# LISTED RECORDS
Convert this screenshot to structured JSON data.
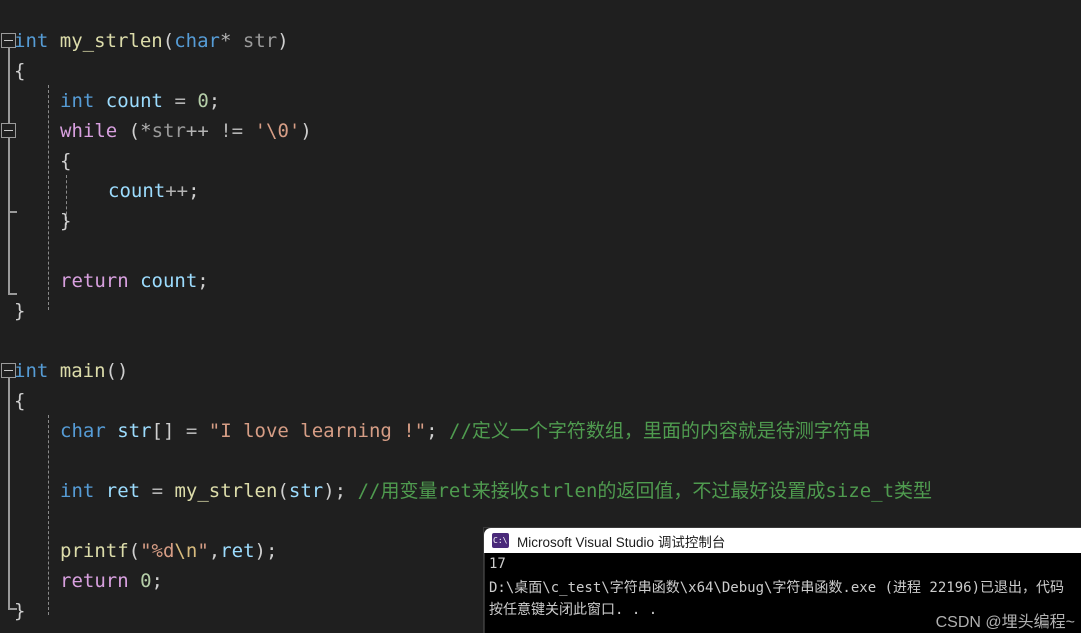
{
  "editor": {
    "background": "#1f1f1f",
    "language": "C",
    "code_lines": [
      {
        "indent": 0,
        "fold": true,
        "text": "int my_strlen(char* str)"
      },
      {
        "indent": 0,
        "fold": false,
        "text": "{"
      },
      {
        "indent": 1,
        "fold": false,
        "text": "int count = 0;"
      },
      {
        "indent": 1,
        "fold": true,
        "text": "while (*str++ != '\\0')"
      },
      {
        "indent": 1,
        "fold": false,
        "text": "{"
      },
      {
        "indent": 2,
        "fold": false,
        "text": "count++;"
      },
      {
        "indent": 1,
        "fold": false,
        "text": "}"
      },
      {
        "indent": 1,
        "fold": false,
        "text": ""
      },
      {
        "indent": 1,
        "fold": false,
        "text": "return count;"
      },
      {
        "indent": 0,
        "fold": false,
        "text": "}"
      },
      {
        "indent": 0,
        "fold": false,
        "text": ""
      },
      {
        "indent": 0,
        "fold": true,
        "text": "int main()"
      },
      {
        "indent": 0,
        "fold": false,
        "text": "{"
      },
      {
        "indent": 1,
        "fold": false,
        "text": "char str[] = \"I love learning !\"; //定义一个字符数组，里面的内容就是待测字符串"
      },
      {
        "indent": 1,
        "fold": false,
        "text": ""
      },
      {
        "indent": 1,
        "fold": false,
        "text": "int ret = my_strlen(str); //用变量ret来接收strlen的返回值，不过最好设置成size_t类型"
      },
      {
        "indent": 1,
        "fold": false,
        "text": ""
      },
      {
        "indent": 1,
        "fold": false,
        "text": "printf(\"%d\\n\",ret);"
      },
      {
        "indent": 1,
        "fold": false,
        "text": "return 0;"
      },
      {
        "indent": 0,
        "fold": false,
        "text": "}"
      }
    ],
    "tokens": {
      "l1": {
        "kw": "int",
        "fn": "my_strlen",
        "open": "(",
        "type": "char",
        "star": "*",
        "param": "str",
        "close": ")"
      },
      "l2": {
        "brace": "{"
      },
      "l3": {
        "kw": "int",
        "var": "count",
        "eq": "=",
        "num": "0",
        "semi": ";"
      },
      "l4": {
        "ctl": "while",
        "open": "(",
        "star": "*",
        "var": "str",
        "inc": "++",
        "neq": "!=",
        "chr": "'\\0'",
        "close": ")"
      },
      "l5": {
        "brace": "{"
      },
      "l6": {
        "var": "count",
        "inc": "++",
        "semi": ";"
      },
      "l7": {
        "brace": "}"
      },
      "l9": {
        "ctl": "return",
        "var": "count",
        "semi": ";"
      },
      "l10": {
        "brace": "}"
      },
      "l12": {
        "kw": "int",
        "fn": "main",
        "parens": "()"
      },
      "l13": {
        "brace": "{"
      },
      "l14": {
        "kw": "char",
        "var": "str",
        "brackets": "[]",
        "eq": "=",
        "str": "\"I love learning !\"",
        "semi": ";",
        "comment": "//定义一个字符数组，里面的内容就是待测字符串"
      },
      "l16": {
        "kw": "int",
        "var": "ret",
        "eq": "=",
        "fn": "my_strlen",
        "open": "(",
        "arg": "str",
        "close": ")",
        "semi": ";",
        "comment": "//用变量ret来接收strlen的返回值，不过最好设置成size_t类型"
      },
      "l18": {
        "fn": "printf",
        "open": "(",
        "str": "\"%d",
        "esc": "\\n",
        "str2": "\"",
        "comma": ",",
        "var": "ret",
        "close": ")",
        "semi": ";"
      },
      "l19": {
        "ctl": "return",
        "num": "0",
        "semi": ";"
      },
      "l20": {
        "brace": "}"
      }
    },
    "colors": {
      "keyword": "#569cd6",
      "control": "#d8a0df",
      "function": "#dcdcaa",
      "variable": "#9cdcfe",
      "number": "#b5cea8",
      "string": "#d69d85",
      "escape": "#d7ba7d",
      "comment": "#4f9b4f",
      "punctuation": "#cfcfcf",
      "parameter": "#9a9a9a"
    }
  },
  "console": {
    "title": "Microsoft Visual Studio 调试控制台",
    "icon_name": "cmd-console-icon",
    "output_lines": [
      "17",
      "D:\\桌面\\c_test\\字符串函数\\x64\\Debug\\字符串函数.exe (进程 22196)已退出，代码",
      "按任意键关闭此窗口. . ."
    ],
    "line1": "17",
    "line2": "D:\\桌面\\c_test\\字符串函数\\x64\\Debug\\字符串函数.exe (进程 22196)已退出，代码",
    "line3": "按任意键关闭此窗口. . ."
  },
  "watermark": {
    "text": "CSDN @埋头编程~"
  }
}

# STATED PROBLEM
Write out every entry again word for word, without any of the pictures.

# RESULT OF THIS TASK
Convert this screenshot to structured JSON data.
{
  "editor": {
    "background": "#1f1f1f",
    "language": "C",
    "code_lines": [
      {
        "indent": 0,
        "fold": true,
        "text": "int my_strlen(char* str)"
      },
      {
        "indent": 0,
        "fold": false,
        "text": "{"
      },
      {
        "indent": 1,
        "fold": false,
        "text": "int count = 0;"
      },
      {
        "indent": 1,
        "fold": true,
        "text": "while (*str++ != '\\0')"
      },
      {
        "indent": 1,
        "fold": false,
        "text": "{"
      },
      {
        "indent": 2,
        "fold": false,
        "text": "count++;"
      },
      {
        "indent": 1,
        "fold": false,
        "text": "}"
      },
      {
        "indent": 1,
        "fold": false,
        "text": ""
      },
      {
        "indent": 1,
        "fold": false,
        "text": "return count;"
      },
      {
        "indent": 0,
        "fold": false,
        "text": "}"
      },
      {
        "indent": 0,
        "fold": false,
        "text": ""
      },
      {
        "indent": 0,
        "fold": true,
        "text": "int main()"
      },
      {
        "indent": 0,
        "fold": false,
        "text": "{"
      },
      {
        "indent": 1,
        "fold": false,
        "text": "char str[] = \"I love learning !\"; //定义一个字符数组，里面的内容就是待测字符串"
      },
      {
        "indent": 1,
        "fold": false,
        "text": ""
      },
      {
        "indent": 1,
        "fold": false,
        "text": "int ret = my_strlen(str); //用变量ret来接收strlen的返回值，不过最好设置成size_t类型"
      },
      {
        "indent": 1,
        "fold": false,
        "text": ""
      },
      {
        "indent": 1,
        "fold": false,
        "text": "printf(\"%d\\n\",ret);"
      },
      {
        "indent": 1,
        "fold": false,
        "text": "return 0;"
      },
      {
        "indent": 0,
        "fold": false,
        "text": "}"
      }
    ],
    "tokens": {
      "l1": {
        "kw": "int",
        "fn": "my_strlen",
        "open": "(",
        "type": "char",
        "star": "*",
        "param": "str",
        "close": ")"
      },
      "l2": {
        "brace": "{"
      },
      "l3": {
        "kw": "int",
        "var": "count",
        "eq": "=",
        "num": "0",
        "semi": ";"
      },
      "l4": {
        "ctl": "while",
        "open": "(",
        "star": "*",
        "var": "str",
        "inc": "++",
        "neq": "!=",
        "chr": "'\\0'",
        "close": ")"
      },
      "l5": {
        "brace": "{"
      },
      "l6": {
        "var": "count",
        "inc": "++",
        "semi": ";"
      },
      "l7": {
        "brace": "}"
      },
      "l9": {
        "ctl": "return",
        "var": "count",
        "semi": ";"
      },
      "l10": {
        "brace": "}"
      },
      "l12": {
        "kw": "int",
        "fn": "main",
        "parens": "()"
      },
      "l13": {
        "brace": "{"
      },
      "l14": {
        "kw": "char",
        "var": "str",
        "brackets": "[]",
        "eq": "=",
        "str": "\"I love learning !\"",
        "semi": ";",
        "comment": "//定义一个字符数组，里面的内容就是待测字符串"
      },
      "l16": {
        "kw": "int",
        "var": "ret",
        "eq": "=",
        "fn": "my_strlen",
        "open": "(",
        "arg": "str",
        "close": ")",
        "semi": ";",
        "comment": "//用变量ret来接收strlen的返回值，不过最好设置成size_t类型"
      },
      "l18": {
        "fn": "printf",
        "open": "(",
        "str": "\"%d",
        "esc": "\\n",
        "str2": "\"",
        "comma": ",",
        "var": "ret",
        "close": ")",
        "semi": ";"
      },
      "l19": {
        "ctl": "return",
        "num": "0",
        "semi": ";"
      },
      "l20": {
        "brace": "}"
      }
    },
    "colors": {
      "keyword": "#569cd6",
      "control": "#d8a0df",
      "function": "#dcdcaa",
      "variable": "#9cdcfe",
      "number": "#b5cea8",
      "string": "#d69d85",
      "escape": "#d7ba7d",
      "comment": "#4f9b4f",
      "punctuation": "#cfcfcf",
      "parameter": "#9a9a9a"
    }
  },
  "console": {
    "title": "Microsoft Visual Studio 调试控制台",
    "icon_name": "cmd-console-icon",
    "output_lines": [
      "17",
      "D:\\桌面\\c_test\\字符串函数\\x64\\Debug\\字符串函数.exe (进程 22196)已退出，代码",
      "按任意键关闭此窗口. . ."
    ],
    "line1": "17",
    "line2": "D:\\桌面\\c_test\\字符串函数\\x64\\Debug\\字符串函数.exe (进程 22196)已退出，代码",
    "line3": "按任意键关闭此窗口. . ."
  },
  "watermark": {
    "text": "CSDN @埋头编程~"
  }
}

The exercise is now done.